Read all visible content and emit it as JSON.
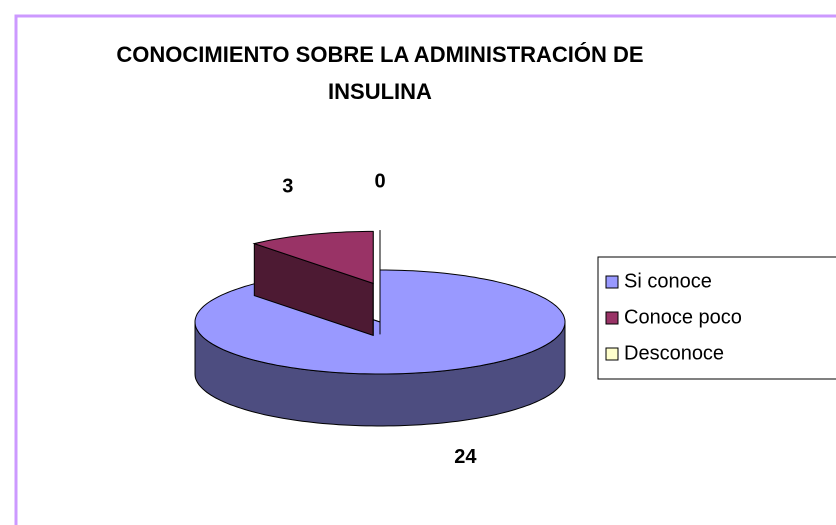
{
  "chart_data": {
    "type": "pie3d",
    "title": "CONOCIMIENTO SOBRE LA ADMINISTRACIÓN DE INSULINA",
    "categories": [
      "Si conoce",
      "Conoce poco",
      "Desconoce"
    ],
    "values": [
      24,
      3,
      0
    ],
    "colors": [
      "#9999ff",
      "#993366",
      "#ffffcc"
    ],
    "legend": "right"
  }
}
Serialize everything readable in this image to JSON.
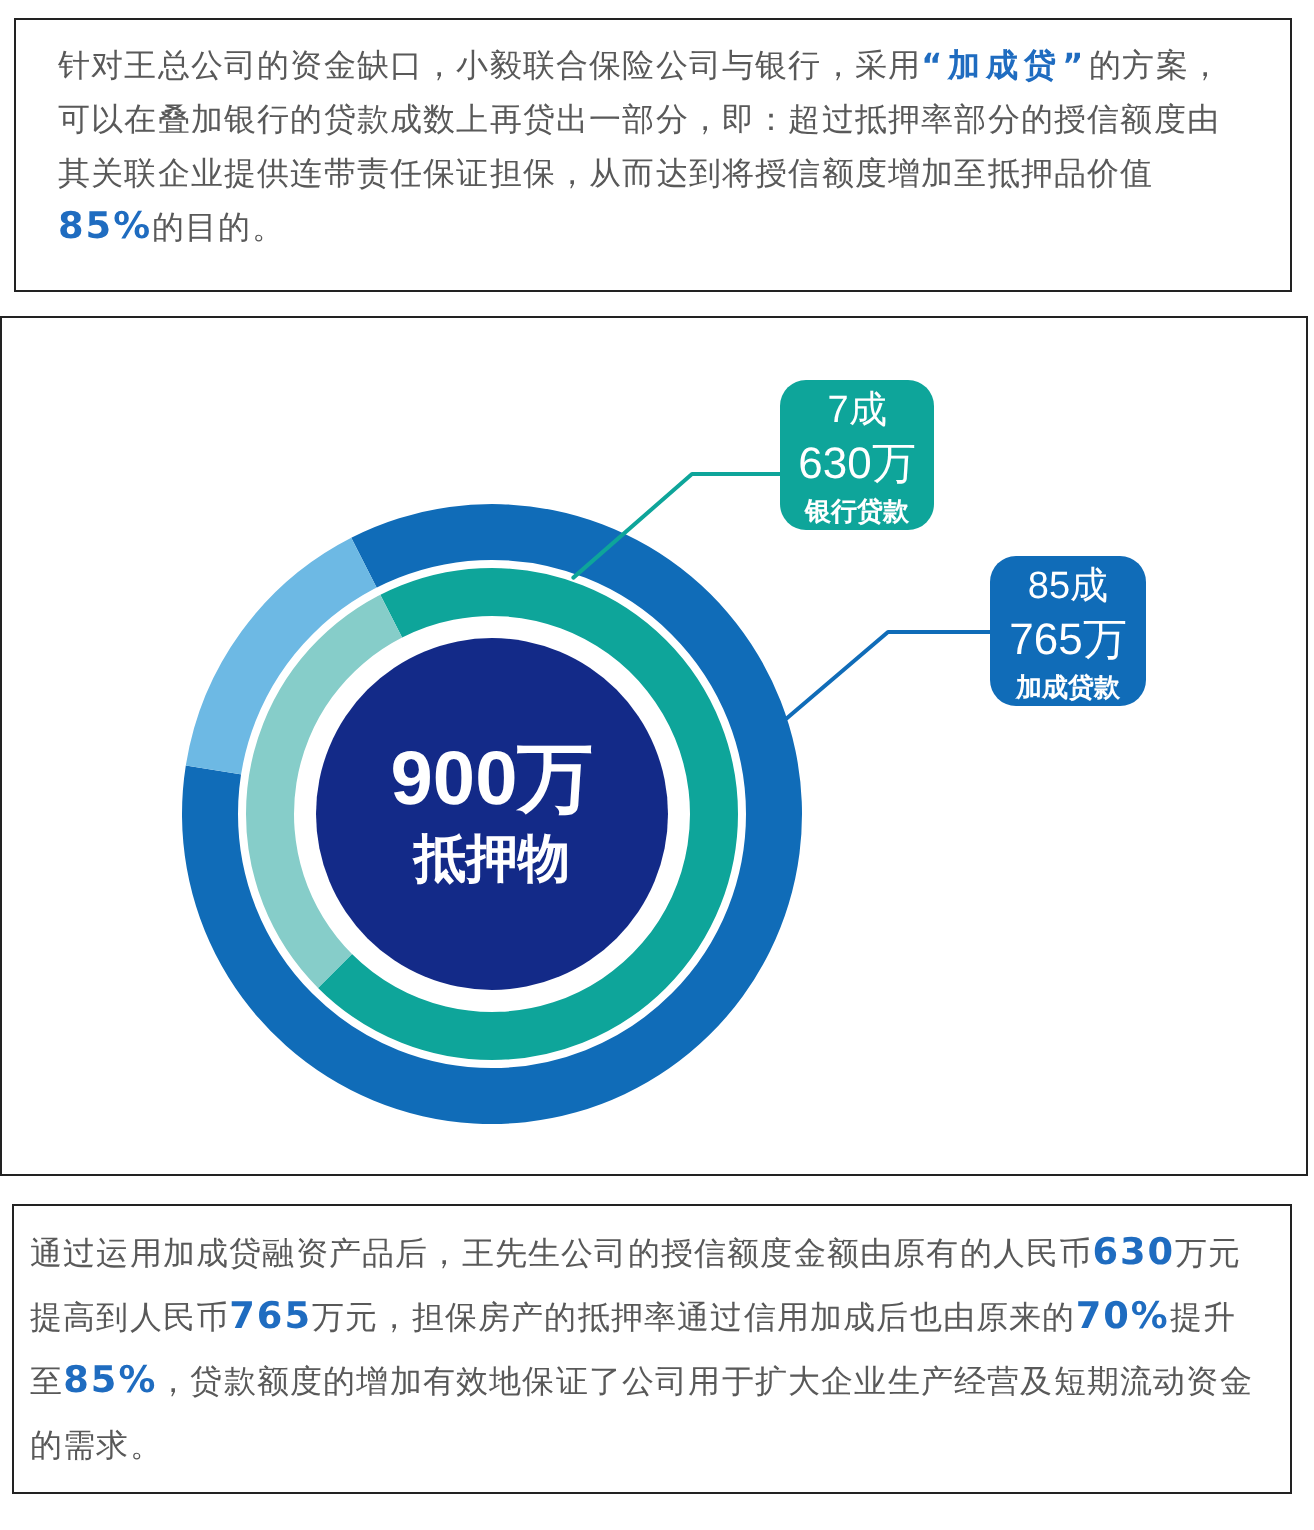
{
  "chart_data": {
    "type": "donut",
    "title": "针对王总公司的资金缺口，小毅联合保险公司与银行，采用“加成贷”的方案，可以在叠加银行的贷款成数上再贷出一部分，即：超过抵押率部分的授信额度由其关联企业提供连带责任保证担保，从而达到将授信额度增加至抵押品价值85%的目的。",
    "categories": [
      null,
      null
    ],
    "series": [
      {
        "name": "加成贷款",
        "values": [
          765,
          135
        ],
        "colors": [
          "#106cb8",
          "#6db9e4"
        ],
        "value_labels": [
          "85成\n765万",
          null
        ]
      },
      {
        "name": "银行贷款",
        "values": [
          630,
          270
        ],
        "colors": [
          "#0ea59a",
          "#86cdc9"
        ],
        "value_labels": [
          "7成\n630万",
          null
        ]
      }
    ],
    "annotations": [
      "900万",
      "抵押物",
      "通过运用加成贷融资产品后，王先生公司的授信额度金额由原有的人民币630万元提高到人民币765万元，担保房产的抵押率通过信用加成后也由原来的70%提升至85%，贷款额度的增加有效地保证了公司用于扩大企业生产经营及短期流动资金的需求。"
    ]
  }
}
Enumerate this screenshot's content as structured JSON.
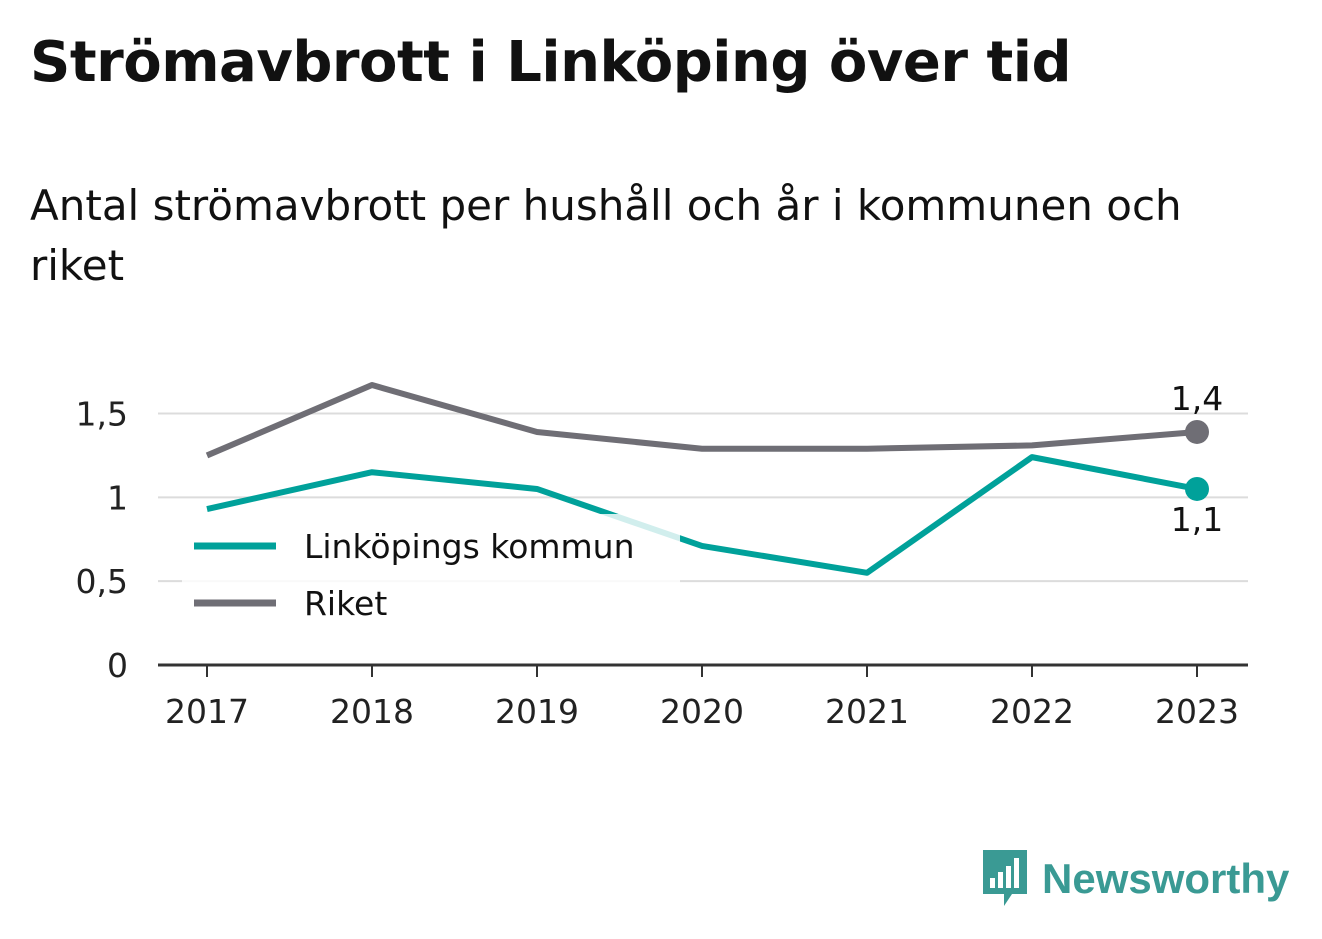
{
  "title": "Strömavbrott i Linköping över tid",
  "subtitle": "Antal strömavbrott per hushåll och år i kommunen och riket",
  "brand": {
    "name": "Newsworthy",
    "icon": "newsworthy-chart-icon",
    "color": "#3a9a94"
  },
  "chart_data": {
    "type": "line",
    "categories": [
      "2017",
      "2018",
      "2019",
      "2020",
      "2021",
      "2022",
      "2023"
    ],
    "ylim": [
      0,
      1.7
    ],
    "yticks": [
      0,
      0.5,
      1,
      1.5
    ],
    "ytick_labels": [
      "0",
      "0,5",
      "1",
      "1,5"
    ],
    "grid": true,
    "legend_position": "inside-left",
    "series": [
      {
        "name": "Linköpings kommun",
        "color": "#00a19a",
        "values": [
          0.93,
          1.15,
          1.05,
          0.71,
          0.55,
          1.24,
          1.05
        ],
        "end_label": "1,1"
      },
      {
        "name": "Riket",
        "color": "#6f6e75",
        "values": [
          1.25,
          1.67,
          1.39,
          1.29,
          1.29,
          1.31,
          1.39
        ],
        "end_label": "1,4"
      }
    ]
  }
}
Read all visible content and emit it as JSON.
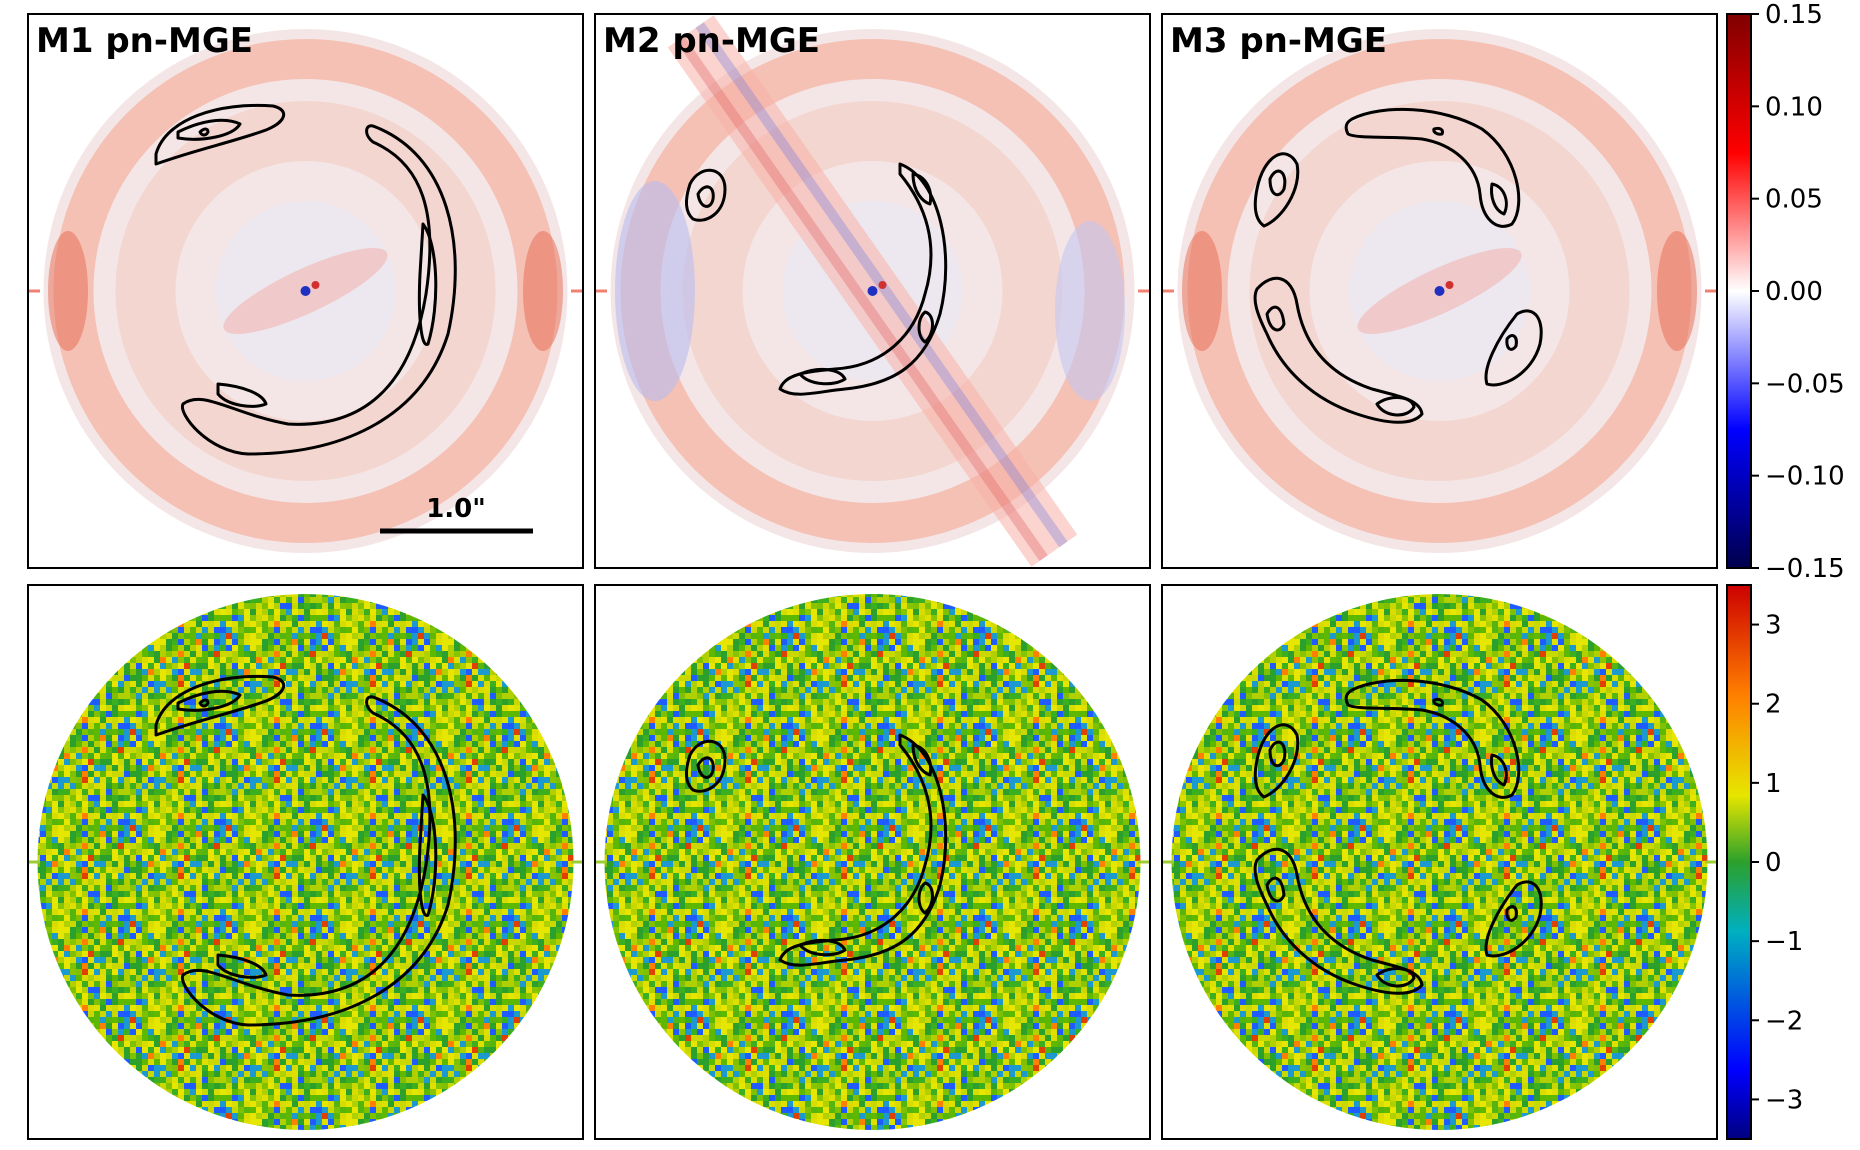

**WORK INSTRUCTIONS:** Reproduce the entries above without change, omitting all pictures.

**SOLUTION FOR THIS TASK:**
Read all visible content and emit it as JSON.
{
  "chart_data": {
    "type": "pie3d",
    "title": "CONOCIMIENTO SOBRE LA ADMINISTRACIÓN DE INSULINA",
    "categories": [
      "Si conoce",
      "Conoce poco",
      "Desconoce"
    ],
    "values": [
      24,
      3,
      0
    ],
    "colors": [
      "#9999ff",
      "#993366",
      "#ffffcc"
    ],
    "legend": "right"
  }
}
Serialize everything readable in this image to JSON.
{
  "chart_data": {
    "type": "donut",
    "title": "针对王总公司的资金缺口，小毅联合保险公司与银行，采用“加成贷”的方案，可以在叠加银行的贷款成数上再贷出一部分，即：超过抵押率部分的授信额度由其关联企业提供连带责任保证担保，从而达到将授信额度增加至抵押品价值85%的目的。",
    "categories": [
      null,
      null
    ],
    "series": [
      {
        "name": "加成贷款",
        "values": [
          765,
          135
        ],
        "colors": [
          "#106cb8",
          "#6db9e4"
        ],
        "value_labels": [
          "85成\n765万",
          null
        ]
      },
      {
        "name": "银行贷款",
        "values": [
          630,
          270
        ],
        "colors": [
          "#0ea59a",
          "#86cdc9"
        ],
        "value_labels": [
          "7成\n630万",
          null
        ]
      }
    ],
    "annotations": [
      "900万",
      "抵押物",
      "通过运用加成贷融资产品后，王先生公司的授信额度金额由原有的人民币630万元提高到人民币765万元，担保房产的抵押率通过信用加成后也由原来的70%提升至85%，贷款额度的增加有效地保证了公司用于扩大企业生产经营及短期流动资金的需求。"
    ]
  }
}
Enumerate this screenshot's content as structured JSON.
{
  "title": "Strömavbrott i Linköping över tid",
  "subtitle": "Antal strömavbrott per hushåll och år i kommunen och riket",
  "brand": {
    "name": "Newsworthy",
    "icon": "newsworthy-chart-icon",
    "color": "#3a9a94"
  },
  "chart_data": {
    "type": "line",
    "categories": [
      "2017",
      "2018",
      "2019",
      "2020",
      "2021",
      "2022",
      "2023"
    ],
    "ylim": [
      0,
      1.7
    ],
    "yticks": [
      0,
      0.5,
      1,
      1.5
    ],
    "ytick_labels": [
      "0",
      "0,5",
      "1",
      "1,5"
    ],
    "grid": true,
    "legend_position": "inside-left",
    "series": [
      {
        "name": "Linköpings kommun",
        "color": "#00a19a",
        "values": [
          0.93,
          1.15,
          1.05,
          0.71,
          0.55,
          1.24,
          1.05
        ],
        "end_label": "1,1"
      },
      {
        "name": "Riket",
        "color": "#6f6e75",
        "values": [
          1.25,
          1.67,
          1.39,
          1.29,
          1.29,
          1.31,
          1.39
        ],
        "end_label": "1,4"
      }
    ]
  }
}
Read all visible content and emit it as JSON.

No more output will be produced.